--- Objective ---
Search the entries below. Return every line that has "Pass" in it.

--- Records for the exercise ---
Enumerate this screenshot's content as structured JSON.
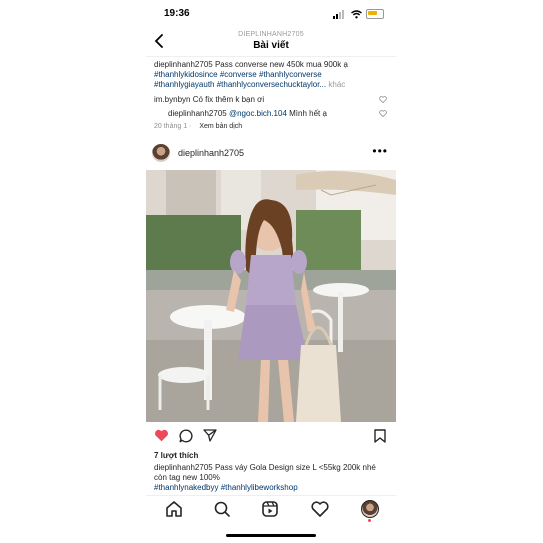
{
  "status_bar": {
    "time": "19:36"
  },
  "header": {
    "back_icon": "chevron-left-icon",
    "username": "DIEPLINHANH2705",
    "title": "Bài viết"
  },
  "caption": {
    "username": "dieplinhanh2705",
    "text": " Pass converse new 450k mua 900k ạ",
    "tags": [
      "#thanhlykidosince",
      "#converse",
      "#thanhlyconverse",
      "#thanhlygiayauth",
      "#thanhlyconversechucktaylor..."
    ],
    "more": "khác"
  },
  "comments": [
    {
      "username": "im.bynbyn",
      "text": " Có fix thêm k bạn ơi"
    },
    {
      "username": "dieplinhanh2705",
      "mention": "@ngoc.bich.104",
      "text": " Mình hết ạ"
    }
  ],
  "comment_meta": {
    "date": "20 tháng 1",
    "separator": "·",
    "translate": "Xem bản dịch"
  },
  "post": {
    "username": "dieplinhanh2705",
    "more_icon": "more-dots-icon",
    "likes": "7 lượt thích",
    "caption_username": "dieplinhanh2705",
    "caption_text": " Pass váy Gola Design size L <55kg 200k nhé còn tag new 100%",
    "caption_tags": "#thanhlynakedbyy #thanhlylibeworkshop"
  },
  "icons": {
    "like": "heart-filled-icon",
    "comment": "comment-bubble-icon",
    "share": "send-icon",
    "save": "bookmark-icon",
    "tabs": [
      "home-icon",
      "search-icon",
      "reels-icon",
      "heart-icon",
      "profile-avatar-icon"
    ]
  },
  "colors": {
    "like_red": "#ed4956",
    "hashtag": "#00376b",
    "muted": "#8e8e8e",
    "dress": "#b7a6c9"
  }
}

--- Output for this exercise ---
    "text": " Pass converse new 450k mua 900k ạ",
    "caption_text": " Pass váy Gola Design size L <55kg 200k nhé còn tag new 100%",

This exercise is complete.